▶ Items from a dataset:
▬▬▬

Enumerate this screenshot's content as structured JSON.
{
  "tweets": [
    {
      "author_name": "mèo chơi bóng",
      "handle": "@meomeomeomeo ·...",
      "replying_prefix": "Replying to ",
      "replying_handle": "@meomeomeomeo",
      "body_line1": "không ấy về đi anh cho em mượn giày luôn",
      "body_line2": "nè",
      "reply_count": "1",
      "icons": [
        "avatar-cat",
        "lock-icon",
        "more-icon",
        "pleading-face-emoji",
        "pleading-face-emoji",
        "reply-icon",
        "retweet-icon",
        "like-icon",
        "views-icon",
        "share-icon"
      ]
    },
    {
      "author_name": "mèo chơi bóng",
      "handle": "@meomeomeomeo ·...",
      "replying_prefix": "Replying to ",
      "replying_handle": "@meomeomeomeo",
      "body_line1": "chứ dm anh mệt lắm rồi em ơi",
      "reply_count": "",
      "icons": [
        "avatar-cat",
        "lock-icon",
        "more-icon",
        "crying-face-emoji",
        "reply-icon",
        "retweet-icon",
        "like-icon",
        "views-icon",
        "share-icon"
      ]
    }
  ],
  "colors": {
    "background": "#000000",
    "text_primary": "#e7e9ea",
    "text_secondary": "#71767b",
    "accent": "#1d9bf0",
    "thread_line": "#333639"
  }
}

▬▬▬

▶ What the task asks:
Transcribe every entry exactly.

▶ In response:
Enumerate this screenshot's content as structured JSON.
{
  "tweets": [
    {
      "author_name": "mèo chơi bóng",
      "handle": "@meomeomeomeo ·...",
      "replying_prefix": "Replying to ",
      "replying_handle": "@meomeomeomeo",
      "body_line1": "không ấy về đi anh cho em mượn giày luôn",
      "body_line2": "nè",
      "reply_count": "1",
      "icons": [
        "avatar-cat",
        "lock-icon",
        "more-icon",
        "pleading-face-emoji",
        "pleading-face-emoji",
        "reply-icon",
        "retweet-icon",
        "like-icon",
        "views-icon",
        "share-icon"
      ]
    },
    {
      "author_name": "mèo chơi bóng",
      "handle": "@meomeomeomeo ·...",
      "replying_prefix": "Replying to ",
      "replying_handle": "@meomeomeomeo",
      "body_line1": "chứ dm anh mệt lắm rồi em ơi",
      "reply_count": "",
      "icons": [
        "avatar-cat",
        "lock-icon",
        "more-icon",
        "crying-face-emoji",
        "reply-icon",
        "retweet-icon",
        "like-icon",
        "views-icon",
        "share-icon"
      ]
    }
  ],
  "colors": {
    "background": "#000000",
    "text_primary": "#e7e9ea",
    "text_secondary": "#71767b",
    "accent": "#1d9bf0",
    "thread_line": "#333639"
  }
}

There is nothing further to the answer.